• **GIVEN EXERCISE**
Reproduce the material exactly, omitting nothing.

• **DATA LISTING**
-=-=-

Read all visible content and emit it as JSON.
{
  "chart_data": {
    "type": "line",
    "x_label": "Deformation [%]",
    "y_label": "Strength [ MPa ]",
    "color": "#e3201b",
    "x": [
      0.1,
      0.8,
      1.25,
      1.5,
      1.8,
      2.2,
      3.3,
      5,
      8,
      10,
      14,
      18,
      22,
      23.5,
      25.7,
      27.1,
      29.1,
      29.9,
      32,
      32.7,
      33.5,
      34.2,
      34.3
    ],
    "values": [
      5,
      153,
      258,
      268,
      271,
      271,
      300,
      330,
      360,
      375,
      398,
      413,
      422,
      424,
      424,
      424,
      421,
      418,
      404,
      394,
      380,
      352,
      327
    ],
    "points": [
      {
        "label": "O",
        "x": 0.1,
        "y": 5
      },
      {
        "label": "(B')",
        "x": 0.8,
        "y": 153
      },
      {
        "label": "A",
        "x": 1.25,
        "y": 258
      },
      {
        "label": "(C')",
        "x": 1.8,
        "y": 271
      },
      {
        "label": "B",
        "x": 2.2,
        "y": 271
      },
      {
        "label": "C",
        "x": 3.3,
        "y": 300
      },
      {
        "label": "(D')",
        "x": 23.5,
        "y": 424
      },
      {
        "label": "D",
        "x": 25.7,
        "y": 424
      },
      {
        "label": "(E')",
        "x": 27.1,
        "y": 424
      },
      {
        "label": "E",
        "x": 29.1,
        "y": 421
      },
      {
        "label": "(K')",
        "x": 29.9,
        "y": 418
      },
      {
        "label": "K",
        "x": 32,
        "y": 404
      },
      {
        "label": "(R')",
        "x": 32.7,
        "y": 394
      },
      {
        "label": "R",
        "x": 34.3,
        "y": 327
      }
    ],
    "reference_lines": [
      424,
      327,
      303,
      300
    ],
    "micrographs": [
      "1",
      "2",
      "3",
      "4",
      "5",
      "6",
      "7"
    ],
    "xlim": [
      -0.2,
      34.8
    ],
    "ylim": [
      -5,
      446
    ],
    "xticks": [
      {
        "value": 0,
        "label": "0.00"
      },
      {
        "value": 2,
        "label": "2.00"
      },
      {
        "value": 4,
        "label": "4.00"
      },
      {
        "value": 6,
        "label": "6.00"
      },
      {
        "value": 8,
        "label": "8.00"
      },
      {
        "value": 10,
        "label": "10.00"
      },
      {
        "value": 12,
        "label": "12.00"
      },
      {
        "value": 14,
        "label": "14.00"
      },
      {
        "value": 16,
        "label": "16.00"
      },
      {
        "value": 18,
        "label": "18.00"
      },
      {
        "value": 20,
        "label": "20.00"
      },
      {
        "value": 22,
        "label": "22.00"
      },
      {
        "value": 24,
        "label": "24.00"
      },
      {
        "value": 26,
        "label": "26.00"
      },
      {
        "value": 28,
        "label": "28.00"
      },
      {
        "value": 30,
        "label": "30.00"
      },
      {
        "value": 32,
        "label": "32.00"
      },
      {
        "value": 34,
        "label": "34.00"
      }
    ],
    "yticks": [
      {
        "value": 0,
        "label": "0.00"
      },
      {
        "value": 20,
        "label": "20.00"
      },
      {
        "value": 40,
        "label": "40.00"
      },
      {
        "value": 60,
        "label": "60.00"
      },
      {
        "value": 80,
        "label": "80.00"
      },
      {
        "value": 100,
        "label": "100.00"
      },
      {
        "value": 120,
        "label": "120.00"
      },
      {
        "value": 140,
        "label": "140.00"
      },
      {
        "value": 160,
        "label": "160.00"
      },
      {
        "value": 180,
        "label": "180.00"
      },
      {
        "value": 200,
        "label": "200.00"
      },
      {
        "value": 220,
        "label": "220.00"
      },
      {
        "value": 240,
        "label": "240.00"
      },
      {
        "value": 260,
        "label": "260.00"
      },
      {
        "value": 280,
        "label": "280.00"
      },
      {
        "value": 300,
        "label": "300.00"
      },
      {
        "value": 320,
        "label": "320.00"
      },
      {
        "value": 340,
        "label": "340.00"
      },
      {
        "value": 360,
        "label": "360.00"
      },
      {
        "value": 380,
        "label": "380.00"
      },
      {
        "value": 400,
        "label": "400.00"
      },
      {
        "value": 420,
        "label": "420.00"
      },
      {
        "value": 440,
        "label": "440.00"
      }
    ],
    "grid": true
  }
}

-=-=-

• **TASK OUTPUT**
Read all visible content and emit it as JSON.
{
  "chart_data": {
    "type": "line",
    "x_label": "Deformation [%]",
    "y_label": "Strength [ MPa ]",
    "color": "#e3201b",
    "x": [
      0.1,
      0.8,
      1.25,
      1.5,
      1.8,
      2.2,
      3.3,
      5,
      8,
      10,
      14,
      18,
      22,
      23.5,
      25.7,
      27.1,
      29.1,
      29.9,
      32,
      32.7,
      33.5,
      34.2,
      34.3
    ],
    "values": [
      5,
      153,
      258,
      268,
      271,
      271,
      300,
      330,
      360,
      375,
      398,
      413,
      422,
      424,
      424,
      424,
      421,
      418,
      404,
      394,
      380,
      352,
      327
    ],
    "points": [
      {
        "label": "O",
        "x": 0.1,
        "y": 5
      },
      {
        "label": "(B')",
        "x": 0.8,
        "y": 153
      },
      {
        "label": "A",
        "x": 1.25,
        "y": 258
      },
      {
        "label": "(C')",
        "x": 1.8,
        "y": 271
      },
      {
        "label": "B",
        "x": 2.2,
        "y": 271
      },
      {
        "label": "C",
        "x": 3.3,
        "y": 300
      },
      {
        "label": "(D')",
        "x": 23.5,
        "y": 424
      },
      {
        "label": "D",
        "x": 25.7,
        "y": 424
      },
      {
        "label": "(E')",
        "x": 27.1,
        "y": 424
      },
      {
        "label": "E",
        "x": 29.1,
        "y": 421
      },
      {
        "label": "(K')",
        "x": 29.9,
        "y": 418
      },
      {
        "label": "K",
        "x": 32,
        "y": 404
      },
      {
        "label": "(R')",
        "x": 32.7,
        "y": 394
      },
      {
        "label": "R",
        "x": 34.3,
        "y": 327
      }
    ],
    "reference_lines": [
      424,
      327,
      303,
      300
    ],
    "micrographs": [
      "1",
      "2",
      "3",
      "4",
      "5",
      "6",
      "7"
    ],
    "xlim": [
      -0.2,
      34.8
    ],
    "ylim": [
      -5,
      446
    ],
    "xticks": [
      {
        "value": 0,
        "label": "0.00"
      },
      {
        "value": 2,
        "label": "2.00"
      },
      {
        "value": 4,
        "label": "4.00"
      },
      {
        "value": 6,
        "label": "6.00"
      },
      {
        "value": 8,
        "label": "8.00"
      },
      {
        "value": 10,
        "label": "10.00"
      },
      {
        "value": 12,
        "label": "12.00"
      },
      {
        "value": 14,
        "label": "14.00"
      },
      {
        "value": 16,
        "label": "16.00"
      },
      {
        "value": 18,
        "label": "18.00"
      },
      {
        "value": 20,
        "label": "20.00"
      },
      {
        "value": 22,
        "label": "22.00"
      },
      {
        "value": 24,
        "label": "24.00"
      },
      {
        "value": 26,
        "label": "26.00"
      },
      {
        "value": 28,
        "label": "28.00"
      },
      {
        "value": 30,
        "label": "30.00"
      },
      {
        "value": 32,
        "label": "32.00"
      },
      {
        "value": 34,
        "label": "34.00"
      }
    ],
    "yticks": [
      {
        "value": 0,
        "label": "0.00"
      },
      {
        "value": 20,
        "label": "20.00"
      },
      {
        "value": 40,
        "label": "40.00"
      },
      {
        "value": 60,
        "label": "60.00"
      },
      {
        "value": 80,
        "label": "80.00"
      },
      {
        "value": 100,
        "label": "100.00"
      },
      {
        "value": 120,
        "label": "120.00"
      },
      {
        "value": 140,
        "label": "140.00"
      },
      {
        "value": 160,
        "label": "160.00"
      },
      {
        "value": 180,
        "label": "180.00"
      },
      {
        "value": 200,
        "label": "200.00"
      },
      {
        "value": 220,
        "label": "220.00"
      },
      {
        "value": 240,
        "label": "240.00"
      },
      {
        "value": 260,
        "label": "260.00"
      },
      {
        "value": 280,
        "label": "280.00"
      },
      {
        "value": 300,
        "label": "300.00"
      },
      {
        "value": 320,
        "label": "320.00"
      },
      {
        "value": 340,
        "label": "340.00"
      },
      {
        "value": 360,
        "label": "360.00"
      },
      {
        "value": 380,
        "label": "380.00"
      },
      {
        "value": 400,
        "label": "400.00"
      },
      {
        "value": 420,
        "label": "420.00"
      },
      {
        "value": 440,
        "label": "440.00"
      }
    ],
    "grid": true
  }
}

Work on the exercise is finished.